BEGIN Stored rows

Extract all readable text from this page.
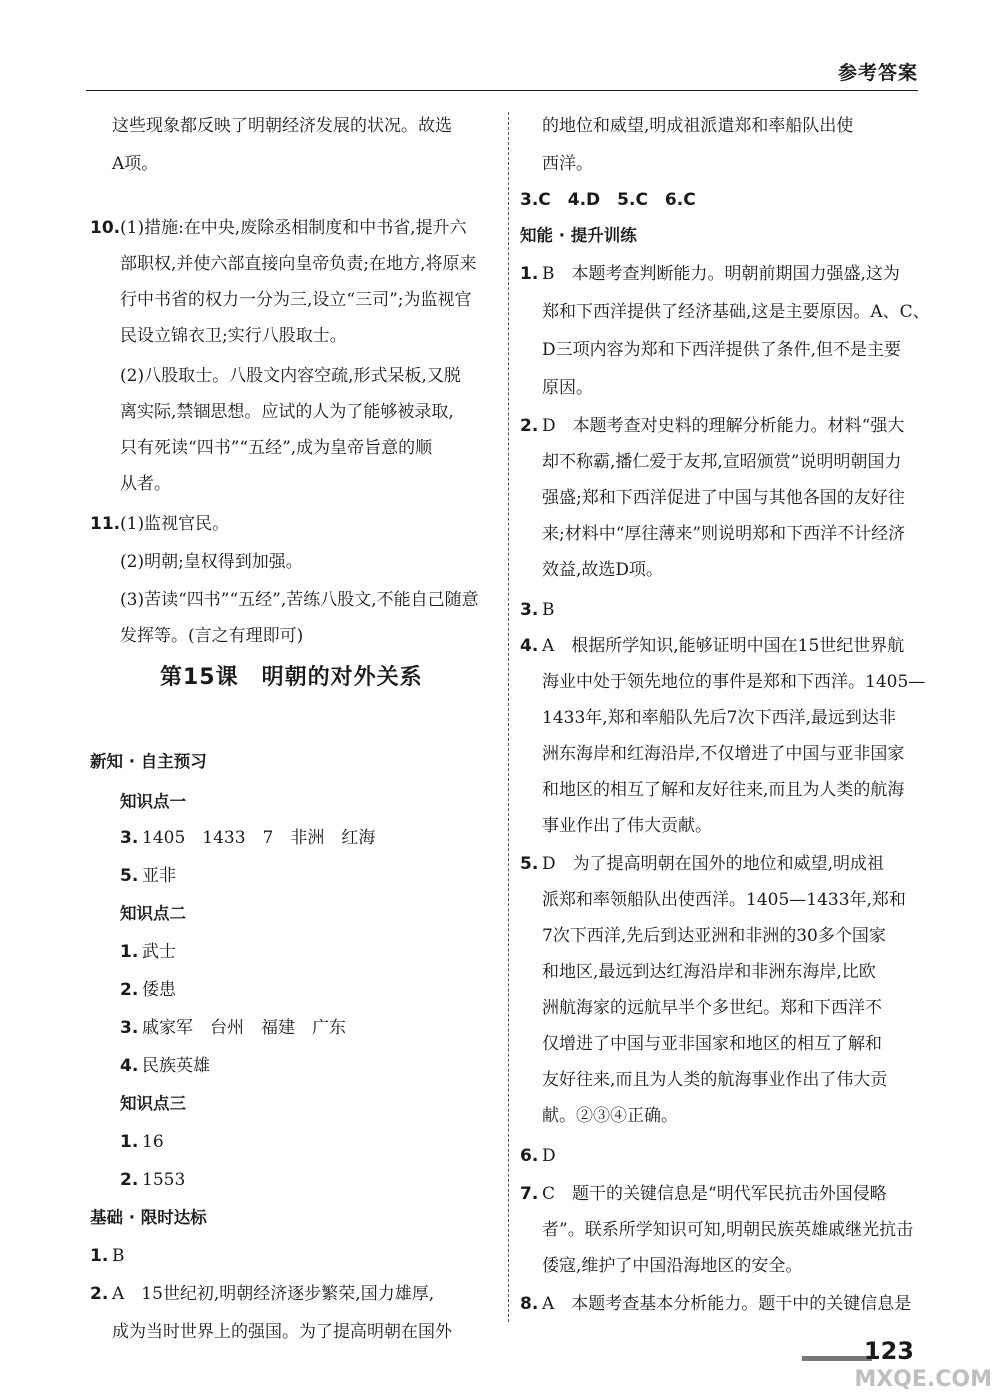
参考答案
这些现象都反映了明朝经济发展的状况。故选
A项。
10. (1)措施:在中央,废除丞相制度和中书省,提升六
部职权,并使六部直接向皇帝负责;在地方,将原来
行中书省的权力一分为三,设立“三司”;为监视官
民设立锦衣卫;实行八股取士。
(2)八股取士。八股文内容空疏,形式呆板,又脱
离实际,禁锢思想。应试的人为了能够被录取,
只有死读“四书”“五经”,成为皇帝旨意的顺
从者。
11. (1)监视官民。
(2)明朝;皇权得到加强。
(3)苦读“四书”“五经”,苦练八股文,不能自己随意
发挥等。(言之有理即可)
新知 · 自主预习
知识点一
3. 1405　1433　7　非洲　红海
5. 亚非
知识点二
1. 武士
2. 倭患
3. 戚家军　台州　福建　广东
4. 民族英雄
知识点三
1. 16
2. 1553
基础 · 限时达标
1. B
2. A　15世纪初,明朝经济逐步繁荣,国力雄厚,
成为当时世界上的强国。为了提高明朝在国外
第15课　明朝的对外关系
的地位和威望,明成祖派遣郑和率船队出使
西洋。
3.C　4.D　5.C　6.C
知能 · 提升训练
1. B　本题考查判断能力。明朝前期国力强盛,这为
郑和下西洋提供了经济基础,这是主要原因。A、C、
D三项内容为郑和下西洋提供了条件,但不是主要
原因。
2. D　本题考查对史料的理解分析能力。材料“强大
却不称霸,播仁爱于友邦,宣昭颁赏”说明明朝国力
强盛;郑和下西洋促进了中国与其他各国的友好往
来;材料中“厚往薄来”则说明郑和下西洋不计经济
效益,故选D项。
3. B
4. A　根据所学知识,能够证明中国在15世纪世界航
海业中处于领先地位的事件是郑和下西洋。1405—
1433年,郑和率船队先后7次下西洋,最远到达非
洲东海岸和红海沿岸,不仅增进了中国与亚非国家
和地区的相互了解和友好往来,而且为人类的航海
事业作出了伟大贡献。
5. D　为了提高明朝在国外的地位和威望,明成祖
派郑和率领船队出使西洋。1405—1433年,郑和
7次下西洋,先后到达亚洲和非洲的30多个国家
和地区,最远到达红海沿岸和非洲东海岸,比欧
洲航海家的远航早半个多世纪。郑和下西洋不
仅增进了中国与亚非国家和地区的相互了解和
友好往来,而且为人类的航海事业作出了伟大贡
献。②③④正确。
6. D
7. C　题干的关键信息是“明代军民抗击外国侵略
者”。联系所学知识可知,明朝民族英雄戚继光抗击
倭寇,维护了中国沿海地区的安全。
8. A　本题考查基本分析能力。题干中的关键信息是
123
MXQE.COM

END Stored rows

Every line above should be returned word for word, with the pictures left behind.

Output of the exercise ::
Extract all readable text from this page.
参考答案
这些现象都反映了明朝经济发展的状况。故选
A项。
10. (1)措施:在中央,废除丞相制度和中书省,提升六
部职权,并使六部直接向皇帝负责;在地方,将原来
行中书省的权力一分为三,设立“三司”;为监视官
民设立锦衣卫;实行八股取士。
(2)八股取士。八股文内容空疏,形式呆板,又脱
离实际,禁锢思想。应试的人为了能够被录取,
只有死读“四书”“五经”,成为皇帝旨意的顺
从者。
11. (1)监视官民。
(2)明朝;皇权得到加强。
(3)苦读“四书”“五经”,苦练八股文,不能自己随意
发挥等。(言之有理即可)
新知 · 自主预习
知识点一
3. 1405　1433　7　非洲　红海
5. 亚非
知识点二
1. 武士
2. 倭患
3. 戚家军　台州　福建　广东
4. 民族英雄
知识点三
1. 16
2. 1553
基础 · 限时达标
1. B
2. A　15世纪初,明朝经济逐步繁荣,国力雄厚,
成为当时世界上的强国。为了提高明朝在国外
第15课　明朝的对外关系
的地位和威望,明成祖派遣郑和率船队出使
西洋。
3.C　4.D　5.C　6.C
知能 · 提升训练
1. B　本题考查判断能力。明朝前期国力强盛,这为
郑和下西洋提供了经济基础,这是主要原因。A、C、
D三项内容为郑和下西洋提供了条件,但不是主要
原因。
2. D　本题考查对史料的理解分析能力。材料“强大
却不称霸,播仁爱于友邦,宣昭颁赏”说明明朝国力
强盛;郑和下西洋促进了中国与其他各国的友好往
来;材料中“厚往薄来”则说明郑和下西洋不计经济
效益,故选D项。
3. B
4. A　根据所学知识,能够证明中国在15世纪世界航
海业中处于领先地位的事件是郑和下西洋。1405—
1433年,郑和率船队先后7次下西洋,最远到达非
洲东海岸和红海沿岸,不仅增进了中国与亚非国家
和地区的相互了解和友好往来,而且为人类的航海
事业作出了伟大贡献。
5. D　为了提高明朝在国外的地位和威望,明成祖
派郑和率领船队出使西洋。1405—1433年,郑和
7次下西洋,先后到达亚洲和非洲的30多个国家
和地区,最远到达红海沿岸和非洲东海岸,比欧
洲航海家的远航早半个多世纪。郑和下西洋不
仅增进了中国与亚非国家和地区的相互了解和
友好往来,而且为人类的航海事业作出了伟大贡
献。②③④正确。
6. D
7. C　题干的关键信息是“明代军民抗击外国侵略
者”。联系所学知识可知,明朝民族英雄戚继光抗击
倭寇,维护了中国沿海地区的安全。
8. A　本题考查基本分析能力。题干中的关键信息是
123
MXQE.COM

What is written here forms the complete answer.